Copy out each line that mentions the word "name".

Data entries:
— Begin —

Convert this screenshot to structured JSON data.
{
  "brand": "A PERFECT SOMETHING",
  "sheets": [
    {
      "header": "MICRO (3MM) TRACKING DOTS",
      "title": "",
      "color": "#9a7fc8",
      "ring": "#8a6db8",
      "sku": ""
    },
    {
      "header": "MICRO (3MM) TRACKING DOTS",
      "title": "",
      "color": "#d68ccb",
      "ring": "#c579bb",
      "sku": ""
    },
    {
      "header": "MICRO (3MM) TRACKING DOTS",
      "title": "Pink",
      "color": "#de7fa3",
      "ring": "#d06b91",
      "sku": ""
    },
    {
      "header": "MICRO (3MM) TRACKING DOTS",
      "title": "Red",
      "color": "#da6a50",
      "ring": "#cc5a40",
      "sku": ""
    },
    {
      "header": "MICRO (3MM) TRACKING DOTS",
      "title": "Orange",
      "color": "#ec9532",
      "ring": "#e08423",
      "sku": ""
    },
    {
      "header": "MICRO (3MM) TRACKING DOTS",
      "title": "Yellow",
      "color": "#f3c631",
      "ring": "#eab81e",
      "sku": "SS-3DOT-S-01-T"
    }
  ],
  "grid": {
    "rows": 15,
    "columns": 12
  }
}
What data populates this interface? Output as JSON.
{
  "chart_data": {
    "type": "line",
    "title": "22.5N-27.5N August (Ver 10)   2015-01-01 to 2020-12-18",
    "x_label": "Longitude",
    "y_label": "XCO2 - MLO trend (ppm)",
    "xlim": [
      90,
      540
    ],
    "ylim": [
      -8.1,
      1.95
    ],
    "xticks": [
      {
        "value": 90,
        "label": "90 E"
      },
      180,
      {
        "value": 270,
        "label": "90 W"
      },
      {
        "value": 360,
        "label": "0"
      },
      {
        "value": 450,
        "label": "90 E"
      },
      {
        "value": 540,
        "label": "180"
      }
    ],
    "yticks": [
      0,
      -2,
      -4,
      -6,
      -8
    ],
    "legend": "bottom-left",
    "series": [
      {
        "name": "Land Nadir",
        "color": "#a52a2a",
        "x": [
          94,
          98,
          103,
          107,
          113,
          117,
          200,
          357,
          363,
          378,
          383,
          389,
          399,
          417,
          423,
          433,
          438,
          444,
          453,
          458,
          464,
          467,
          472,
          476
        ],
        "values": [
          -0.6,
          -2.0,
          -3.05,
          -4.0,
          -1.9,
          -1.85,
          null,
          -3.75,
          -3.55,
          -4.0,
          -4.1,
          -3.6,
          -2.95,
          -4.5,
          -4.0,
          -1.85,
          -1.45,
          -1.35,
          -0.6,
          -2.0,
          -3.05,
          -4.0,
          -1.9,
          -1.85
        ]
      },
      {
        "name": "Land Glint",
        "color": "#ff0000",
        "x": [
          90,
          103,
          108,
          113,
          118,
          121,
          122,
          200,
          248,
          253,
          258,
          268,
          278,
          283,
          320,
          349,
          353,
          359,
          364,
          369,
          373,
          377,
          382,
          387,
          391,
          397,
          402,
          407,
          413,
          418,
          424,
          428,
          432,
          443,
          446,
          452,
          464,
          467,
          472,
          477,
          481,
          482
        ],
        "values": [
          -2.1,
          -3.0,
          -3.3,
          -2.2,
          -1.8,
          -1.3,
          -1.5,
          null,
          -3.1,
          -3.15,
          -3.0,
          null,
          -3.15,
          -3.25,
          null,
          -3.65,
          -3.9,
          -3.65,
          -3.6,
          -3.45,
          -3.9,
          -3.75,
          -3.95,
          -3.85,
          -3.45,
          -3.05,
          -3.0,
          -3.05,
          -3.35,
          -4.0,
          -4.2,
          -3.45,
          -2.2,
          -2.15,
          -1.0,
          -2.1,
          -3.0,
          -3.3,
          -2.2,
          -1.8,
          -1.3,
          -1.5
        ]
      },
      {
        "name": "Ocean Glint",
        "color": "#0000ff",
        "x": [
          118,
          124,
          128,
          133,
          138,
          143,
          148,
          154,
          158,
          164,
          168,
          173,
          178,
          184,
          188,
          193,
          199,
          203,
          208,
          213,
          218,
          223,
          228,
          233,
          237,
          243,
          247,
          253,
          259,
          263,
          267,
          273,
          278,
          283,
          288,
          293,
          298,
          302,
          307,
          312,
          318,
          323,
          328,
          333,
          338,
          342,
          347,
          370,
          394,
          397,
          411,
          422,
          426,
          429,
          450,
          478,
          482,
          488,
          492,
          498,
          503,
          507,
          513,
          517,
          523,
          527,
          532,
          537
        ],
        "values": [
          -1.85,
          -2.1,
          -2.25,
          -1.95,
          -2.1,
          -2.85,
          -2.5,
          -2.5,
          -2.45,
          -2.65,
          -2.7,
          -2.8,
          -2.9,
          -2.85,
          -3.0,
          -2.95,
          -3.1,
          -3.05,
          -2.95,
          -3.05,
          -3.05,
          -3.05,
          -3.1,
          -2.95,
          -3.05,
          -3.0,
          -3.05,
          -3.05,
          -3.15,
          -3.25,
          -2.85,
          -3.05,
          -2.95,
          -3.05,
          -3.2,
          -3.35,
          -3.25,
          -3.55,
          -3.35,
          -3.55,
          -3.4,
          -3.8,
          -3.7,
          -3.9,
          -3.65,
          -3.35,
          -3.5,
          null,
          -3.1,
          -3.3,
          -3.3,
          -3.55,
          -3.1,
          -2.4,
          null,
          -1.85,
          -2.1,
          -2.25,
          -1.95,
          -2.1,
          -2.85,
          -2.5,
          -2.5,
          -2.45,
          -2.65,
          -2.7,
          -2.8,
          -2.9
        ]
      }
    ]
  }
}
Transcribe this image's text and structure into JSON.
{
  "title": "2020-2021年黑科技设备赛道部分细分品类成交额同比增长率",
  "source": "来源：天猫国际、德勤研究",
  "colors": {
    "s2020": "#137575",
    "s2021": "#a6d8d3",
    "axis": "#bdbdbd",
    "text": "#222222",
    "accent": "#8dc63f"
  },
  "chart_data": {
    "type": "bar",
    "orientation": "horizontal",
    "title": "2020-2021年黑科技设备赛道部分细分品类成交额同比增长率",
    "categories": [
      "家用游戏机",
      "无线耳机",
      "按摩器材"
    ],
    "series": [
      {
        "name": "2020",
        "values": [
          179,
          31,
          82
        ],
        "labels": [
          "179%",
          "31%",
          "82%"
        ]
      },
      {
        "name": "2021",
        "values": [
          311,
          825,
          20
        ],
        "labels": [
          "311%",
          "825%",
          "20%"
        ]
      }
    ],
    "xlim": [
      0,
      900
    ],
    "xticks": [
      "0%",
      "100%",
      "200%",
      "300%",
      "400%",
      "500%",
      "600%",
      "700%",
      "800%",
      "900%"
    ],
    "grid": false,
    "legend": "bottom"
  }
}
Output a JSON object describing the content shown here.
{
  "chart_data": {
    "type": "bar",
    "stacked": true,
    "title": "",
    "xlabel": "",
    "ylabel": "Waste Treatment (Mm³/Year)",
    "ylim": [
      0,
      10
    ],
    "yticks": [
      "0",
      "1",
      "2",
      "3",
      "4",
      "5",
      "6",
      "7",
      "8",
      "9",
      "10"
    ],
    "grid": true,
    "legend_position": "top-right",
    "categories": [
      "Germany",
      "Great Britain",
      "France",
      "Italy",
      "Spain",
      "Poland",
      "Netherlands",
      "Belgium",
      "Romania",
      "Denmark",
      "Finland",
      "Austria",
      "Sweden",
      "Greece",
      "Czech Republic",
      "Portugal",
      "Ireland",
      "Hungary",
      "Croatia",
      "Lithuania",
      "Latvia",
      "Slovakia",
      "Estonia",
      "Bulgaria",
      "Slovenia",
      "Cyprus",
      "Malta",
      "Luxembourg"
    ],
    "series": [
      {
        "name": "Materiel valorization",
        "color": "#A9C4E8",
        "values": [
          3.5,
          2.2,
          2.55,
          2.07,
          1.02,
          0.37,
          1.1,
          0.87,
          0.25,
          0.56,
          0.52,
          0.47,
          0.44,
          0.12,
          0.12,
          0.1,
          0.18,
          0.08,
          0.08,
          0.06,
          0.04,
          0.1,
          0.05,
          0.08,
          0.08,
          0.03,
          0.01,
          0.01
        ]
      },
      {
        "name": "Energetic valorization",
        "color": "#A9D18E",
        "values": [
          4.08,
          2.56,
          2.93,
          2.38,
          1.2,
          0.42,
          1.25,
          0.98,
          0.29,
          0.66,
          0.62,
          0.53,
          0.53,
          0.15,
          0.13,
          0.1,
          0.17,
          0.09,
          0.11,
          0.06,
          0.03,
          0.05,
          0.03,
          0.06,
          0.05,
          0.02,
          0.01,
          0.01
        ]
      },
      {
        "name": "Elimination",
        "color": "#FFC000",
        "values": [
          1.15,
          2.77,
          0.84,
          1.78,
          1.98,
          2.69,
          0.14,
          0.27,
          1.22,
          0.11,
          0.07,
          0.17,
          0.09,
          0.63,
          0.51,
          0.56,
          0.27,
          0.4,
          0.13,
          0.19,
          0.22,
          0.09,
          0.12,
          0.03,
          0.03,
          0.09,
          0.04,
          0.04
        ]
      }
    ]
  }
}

— End —

Output for this exercise —
        "name": "Land Nadir",
        "name": "Land Glint",
        "name": "Ocean Glint",
        "name": "2020",
        "name": "2021",
        "name": "Materiel valorization",
        "name": "Energetic valorization",
        "name": "Elimination",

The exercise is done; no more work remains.